→ **STATED EXERCISE**:
Report each line of the data that includes the word "document".
==============================
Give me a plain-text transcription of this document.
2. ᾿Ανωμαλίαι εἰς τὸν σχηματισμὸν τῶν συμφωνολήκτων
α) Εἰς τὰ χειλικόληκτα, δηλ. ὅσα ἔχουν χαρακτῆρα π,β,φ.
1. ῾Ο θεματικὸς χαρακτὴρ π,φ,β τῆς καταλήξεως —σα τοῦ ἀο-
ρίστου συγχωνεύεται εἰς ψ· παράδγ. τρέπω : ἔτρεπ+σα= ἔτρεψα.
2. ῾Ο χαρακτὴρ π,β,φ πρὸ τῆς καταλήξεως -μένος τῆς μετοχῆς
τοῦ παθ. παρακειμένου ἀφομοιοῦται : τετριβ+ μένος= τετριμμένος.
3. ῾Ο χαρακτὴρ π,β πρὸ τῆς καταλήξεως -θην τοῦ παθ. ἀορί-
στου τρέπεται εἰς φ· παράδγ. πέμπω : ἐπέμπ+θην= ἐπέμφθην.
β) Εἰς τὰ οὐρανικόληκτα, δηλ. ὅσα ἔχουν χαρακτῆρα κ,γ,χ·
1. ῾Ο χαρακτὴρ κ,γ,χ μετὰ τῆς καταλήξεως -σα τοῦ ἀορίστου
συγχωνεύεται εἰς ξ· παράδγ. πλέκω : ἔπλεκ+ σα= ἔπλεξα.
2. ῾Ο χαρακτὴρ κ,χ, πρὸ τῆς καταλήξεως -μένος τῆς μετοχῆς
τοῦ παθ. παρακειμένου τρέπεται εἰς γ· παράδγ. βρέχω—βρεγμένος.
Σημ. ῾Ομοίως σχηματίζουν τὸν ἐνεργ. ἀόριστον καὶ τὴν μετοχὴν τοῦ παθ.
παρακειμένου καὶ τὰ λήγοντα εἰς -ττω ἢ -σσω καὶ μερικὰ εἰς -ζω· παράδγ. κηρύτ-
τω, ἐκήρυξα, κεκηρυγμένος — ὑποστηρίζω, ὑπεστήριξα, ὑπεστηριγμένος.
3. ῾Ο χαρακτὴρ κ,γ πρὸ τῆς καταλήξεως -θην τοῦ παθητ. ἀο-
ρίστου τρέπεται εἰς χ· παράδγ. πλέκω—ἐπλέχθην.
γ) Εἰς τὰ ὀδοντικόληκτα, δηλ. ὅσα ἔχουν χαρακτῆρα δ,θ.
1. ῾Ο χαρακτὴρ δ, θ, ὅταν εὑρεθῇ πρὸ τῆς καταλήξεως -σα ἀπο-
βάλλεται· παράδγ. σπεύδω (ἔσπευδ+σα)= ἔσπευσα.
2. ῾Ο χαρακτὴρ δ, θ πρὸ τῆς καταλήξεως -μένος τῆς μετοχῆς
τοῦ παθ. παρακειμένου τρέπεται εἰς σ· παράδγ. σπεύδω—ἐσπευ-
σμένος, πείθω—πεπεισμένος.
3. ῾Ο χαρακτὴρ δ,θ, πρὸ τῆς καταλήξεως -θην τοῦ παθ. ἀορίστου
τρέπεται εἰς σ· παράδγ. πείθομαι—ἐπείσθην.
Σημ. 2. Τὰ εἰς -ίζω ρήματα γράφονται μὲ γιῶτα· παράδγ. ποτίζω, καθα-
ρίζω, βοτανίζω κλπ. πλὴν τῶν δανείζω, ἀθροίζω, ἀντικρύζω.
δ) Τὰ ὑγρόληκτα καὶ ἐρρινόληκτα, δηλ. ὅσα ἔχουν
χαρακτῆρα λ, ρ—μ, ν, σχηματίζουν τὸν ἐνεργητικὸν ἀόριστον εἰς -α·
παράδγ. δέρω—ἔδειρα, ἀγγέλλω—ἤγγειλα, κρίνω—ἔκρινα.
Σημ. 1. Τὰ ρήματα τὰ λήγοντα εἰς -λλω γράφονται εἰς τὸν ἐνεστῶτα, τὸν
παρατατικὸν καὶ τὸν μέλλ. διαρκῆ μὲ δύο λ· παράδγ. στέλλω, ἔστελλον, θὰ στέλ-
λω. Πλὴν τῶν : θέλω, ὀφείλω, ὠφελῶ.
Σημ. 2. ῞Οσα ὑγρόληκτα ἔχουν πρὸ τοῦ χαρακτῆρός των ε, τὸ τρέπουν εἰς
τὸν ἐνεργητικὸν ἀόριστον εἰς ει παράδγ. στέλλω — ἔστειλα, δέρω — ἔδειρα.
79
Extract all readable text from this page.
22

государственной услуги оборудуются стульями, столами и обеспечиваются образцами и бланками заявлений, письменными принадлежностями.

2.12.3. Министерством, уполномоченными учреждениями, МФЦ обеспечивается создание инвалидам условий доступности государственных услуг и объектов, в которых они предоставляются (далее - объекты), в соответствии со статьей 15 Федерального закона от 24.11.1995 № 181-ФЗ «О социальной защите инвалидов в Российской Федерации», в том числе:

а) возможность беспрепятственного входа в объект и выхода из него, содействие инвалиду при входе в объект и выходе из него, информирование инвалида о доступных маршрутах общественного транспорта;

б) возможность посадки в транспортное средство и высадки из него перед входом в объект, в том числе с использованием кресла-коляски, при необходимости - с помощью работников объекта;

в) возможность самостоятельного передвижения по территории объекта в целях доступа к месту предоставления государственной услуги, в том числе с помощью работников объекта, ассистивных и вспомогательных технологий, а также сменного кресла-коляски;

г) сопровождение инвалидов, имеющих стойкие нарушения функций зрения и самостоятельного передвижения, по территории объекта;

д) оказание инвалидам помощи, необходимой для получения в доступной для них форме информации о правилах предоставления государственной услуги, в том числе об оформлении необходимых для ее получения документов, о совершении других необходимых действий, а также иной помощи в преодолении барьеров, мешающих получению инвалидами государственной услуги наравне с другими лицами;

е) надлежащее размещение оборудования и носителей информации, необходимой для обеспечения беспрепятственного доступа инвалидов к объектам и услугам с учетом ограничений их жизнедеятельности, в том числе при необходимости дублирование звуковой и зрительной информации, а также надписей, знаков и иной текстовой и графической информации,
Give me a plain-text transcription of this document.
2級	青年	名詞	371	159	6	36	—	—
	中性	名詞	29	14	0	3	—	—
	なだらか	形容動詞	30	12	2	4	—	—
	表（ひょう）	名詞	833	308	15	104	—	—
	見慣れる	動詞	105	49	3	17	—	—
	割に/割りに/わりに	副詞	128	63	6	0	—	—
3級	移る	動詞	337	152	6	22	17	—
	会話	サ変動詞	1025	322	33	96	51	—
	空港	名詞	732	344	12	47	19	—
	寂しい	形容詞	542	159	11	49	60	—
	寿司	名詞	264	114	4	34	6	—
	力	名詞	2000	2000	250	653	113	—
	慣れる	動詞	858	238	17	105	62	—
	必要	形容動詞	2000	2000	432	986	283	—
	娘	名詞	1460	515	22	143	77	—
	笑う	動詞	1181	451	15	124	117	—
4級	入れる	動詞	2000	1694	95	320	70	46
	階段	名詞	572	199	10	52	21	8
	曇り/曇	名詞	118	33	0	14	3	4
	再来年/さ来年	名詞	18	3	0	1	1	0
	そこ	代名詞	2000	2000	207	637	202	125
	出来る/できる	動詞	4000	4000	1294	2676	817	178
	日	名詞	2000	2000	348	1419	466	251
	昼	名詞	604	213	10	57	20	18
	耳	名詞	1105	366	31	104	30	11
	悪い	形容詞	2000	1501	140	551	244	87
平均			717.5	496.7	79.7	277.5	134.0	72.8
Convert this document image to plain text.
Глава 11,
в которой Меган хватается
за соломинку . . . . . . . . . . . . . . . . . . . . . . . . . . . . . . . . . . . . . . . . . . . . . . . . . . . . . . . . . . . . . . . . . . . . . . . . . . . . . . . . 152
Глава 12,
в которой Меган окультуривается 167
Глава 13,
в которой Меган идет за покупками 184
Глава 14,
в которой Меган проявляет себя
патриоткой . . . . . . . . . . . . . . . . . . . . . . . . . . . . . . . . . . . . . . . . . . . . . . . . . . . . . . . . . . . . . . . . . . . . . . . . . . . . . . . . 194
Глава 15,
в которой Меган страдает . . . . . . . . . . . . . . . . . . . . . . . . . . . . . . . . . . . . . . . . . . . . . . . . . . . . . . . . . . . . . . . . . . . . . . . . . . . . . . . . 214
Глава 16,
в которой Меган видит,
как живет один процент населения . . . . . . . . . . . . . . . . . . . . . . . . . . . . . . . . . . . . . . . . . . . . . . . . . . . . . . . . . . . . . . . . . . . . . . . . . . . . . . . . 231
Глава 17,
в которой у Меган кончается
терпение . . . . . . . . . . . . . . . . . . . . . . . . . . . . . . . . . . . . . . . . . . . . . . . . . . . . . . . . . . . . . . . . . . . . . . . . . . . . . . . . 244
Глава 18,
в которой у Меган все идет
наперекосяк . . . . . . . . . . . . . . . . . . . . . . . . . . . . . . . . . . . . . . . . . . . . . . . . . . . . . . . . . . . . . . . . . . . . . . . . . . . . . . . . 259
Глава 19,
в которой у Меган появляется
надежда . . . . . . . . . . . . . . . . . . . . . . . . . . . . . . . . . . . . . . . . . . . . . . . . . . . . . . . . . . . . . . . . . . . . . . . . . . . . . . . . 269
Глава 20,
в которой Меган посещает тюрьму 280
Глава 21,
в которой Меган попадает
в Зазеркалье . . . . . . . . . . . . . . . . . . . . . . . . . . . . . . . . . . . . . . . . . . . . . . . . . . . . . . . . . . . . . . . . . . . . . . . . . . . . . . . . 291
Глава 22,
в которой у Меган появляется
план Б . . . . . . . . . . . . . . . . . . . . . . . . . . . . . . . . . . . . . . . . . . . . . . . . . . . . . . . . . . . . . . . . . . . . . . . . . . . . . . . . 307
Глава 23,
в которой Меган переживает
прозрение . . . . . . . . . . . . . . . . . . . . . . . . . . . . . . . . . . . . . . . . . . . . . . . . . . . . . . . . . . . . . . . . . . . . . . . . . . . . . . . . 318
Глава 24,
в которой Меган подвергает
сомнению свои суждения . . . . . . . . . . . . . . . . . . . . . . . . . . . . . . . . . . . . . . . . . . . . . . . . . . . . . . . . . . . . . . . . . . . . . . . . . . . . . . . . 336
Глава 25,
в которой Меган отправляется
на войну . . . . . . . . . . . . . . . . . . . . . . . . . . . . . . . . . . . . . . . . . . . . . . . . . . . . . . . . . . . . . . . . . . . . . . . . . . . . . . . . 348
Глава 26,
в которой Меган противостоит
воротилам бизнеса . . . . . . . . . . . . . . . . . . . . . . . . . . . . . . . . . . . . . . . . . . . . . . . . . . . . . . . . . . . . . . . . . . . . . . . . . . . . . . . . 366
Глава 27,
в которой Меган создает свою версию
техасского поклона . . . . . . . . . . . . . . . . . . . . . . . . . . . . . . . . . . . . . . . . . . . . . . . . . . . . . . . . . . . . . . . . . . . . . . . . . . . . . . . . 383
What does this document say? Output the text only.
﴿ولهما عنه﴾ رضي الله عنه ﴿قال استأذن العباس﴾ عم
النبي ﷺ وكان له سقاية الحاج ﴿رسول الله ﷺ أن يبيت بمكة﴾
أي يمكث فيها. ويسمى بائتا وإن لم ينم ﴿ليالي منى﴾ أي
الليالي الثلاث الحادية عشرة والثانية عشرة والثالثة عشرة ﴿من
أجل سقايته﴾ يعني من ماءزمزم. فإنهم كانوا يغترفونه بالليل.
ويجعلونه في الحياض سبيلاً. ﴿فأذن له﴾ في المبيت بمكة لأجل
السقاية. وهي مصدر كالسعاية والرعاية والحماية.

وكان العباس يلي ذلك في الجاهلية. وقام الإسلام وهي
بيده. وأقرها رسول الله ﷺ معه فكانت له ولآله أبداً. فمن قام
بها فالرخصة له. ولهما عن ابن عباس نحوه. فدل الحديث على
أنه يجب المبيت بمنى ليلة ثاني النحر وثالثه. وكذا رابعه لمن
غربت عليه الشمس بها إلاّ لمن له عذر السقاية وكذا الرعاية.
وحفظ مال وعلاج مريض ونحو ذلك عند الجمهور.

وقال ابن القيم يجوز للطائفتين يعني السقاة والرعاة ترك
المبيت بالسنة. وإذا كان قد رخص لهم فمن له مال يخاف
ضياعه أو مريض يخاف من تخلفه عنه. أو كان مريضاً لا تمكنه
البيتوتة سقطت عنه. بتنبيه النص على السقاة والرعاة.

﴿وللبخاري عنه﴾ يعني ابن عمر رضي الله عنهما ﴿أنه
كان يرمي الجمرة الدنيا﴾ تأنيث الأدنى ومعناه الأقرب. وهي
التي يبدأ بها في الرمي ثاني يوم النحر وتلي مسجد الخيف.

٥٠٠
==============================
→ **EXERCISE ANSWER**:
Give me a plain-text transcription of this document.
Give me a plain-text transcription of this document.
Convert this document image to plain text.
What does this document say? Output the text only.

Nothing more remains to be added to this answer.